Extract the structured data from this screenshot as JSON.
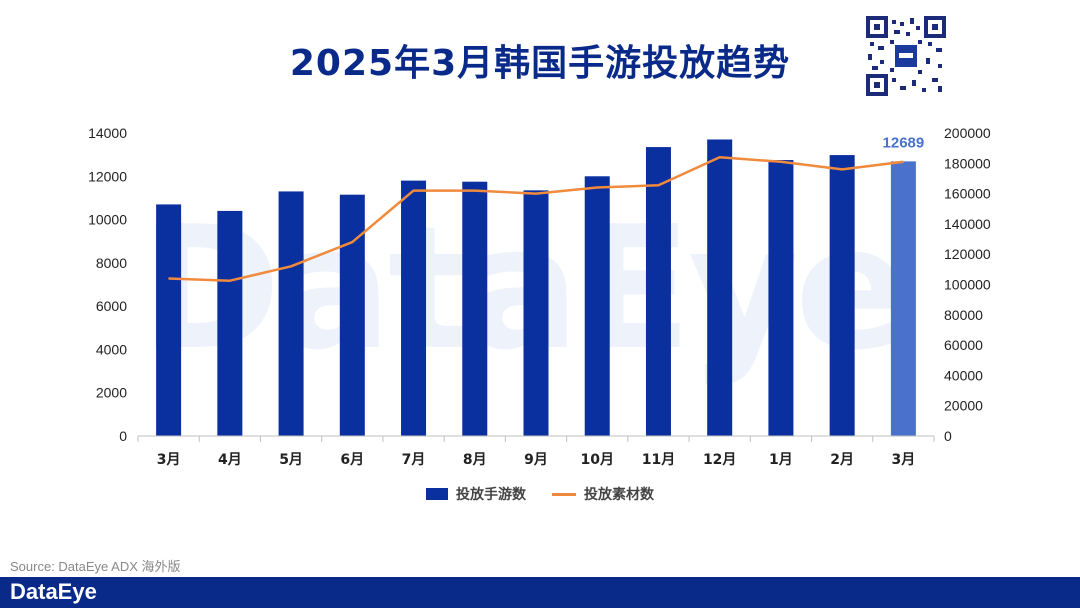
{
  "title": "2025年3月韩国手游投放趋势",
  "watermark": "DataEye",
  "source": "Source: DataEye ADX 海外版",
  "brand": "DataEye",
  "colors": {
    "bar": "#0a2f9e",
    "bar_highlight": "#4a72cc",
    "line": "#f08a3c",
    "title": "#0a2a8a"
  },
  "chart_data": {
    "type": "bar+line",
    "categories": [
      "3月",
      "4月",
      "5月",
      "6月",
      "7月",
      "8月",
      "9月",
      "10月",
      "11月",
      "12月",
      "1月",
      "2月",
      "3月"
    ],
    "series": [
      {
        "name": "投放手游数",
        "type": "bar",
        "axis": "left",
        "values": [
          10700,
          10400,
          11300,
          11150,
          11800,
          11750,
          11350,
          12000,
          13350,
          13700,
          12750,
          12980,
          12689
        ]
      },
      {
        "name": "投放素材数",
        "type": "line",
        "axis": "right",
        "values": [
          104000,
          102500,
          112000,
          128000,
          162000,
          162000,
          160000,
          164000,
          165500,
          184000,
          181000,
          176000,
          181000
        ]
      }
    ],
    "y_left": {
      "min": 0,
      "max": 14000,
      "ticks": [
        0,
        2000,
        4000,
        6000,
        8000,
        10000,
        12000,
        14000
      ]
    },
    "y_right": {
      "min": 0,
      "max": 200000,
      "ticks": [
        0,
        20000,
        40000,
        60000,
        80000,
        100000,
        120000,
        140000,
        160000,
        180000,
        200000
      ]
    },
    "annotation": {
      "index": 12,
      "label": "12689"
    },
    "legend_position": "bottom"
  }
}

DIRECTION ▸ Report all lines of the data that include the word "DataEye".

WRITTEN ANSWER ▸
  "watermark": "DataEye",
  "source": "Source: DataEye ADX 海外版",
  "brand": "DataEye",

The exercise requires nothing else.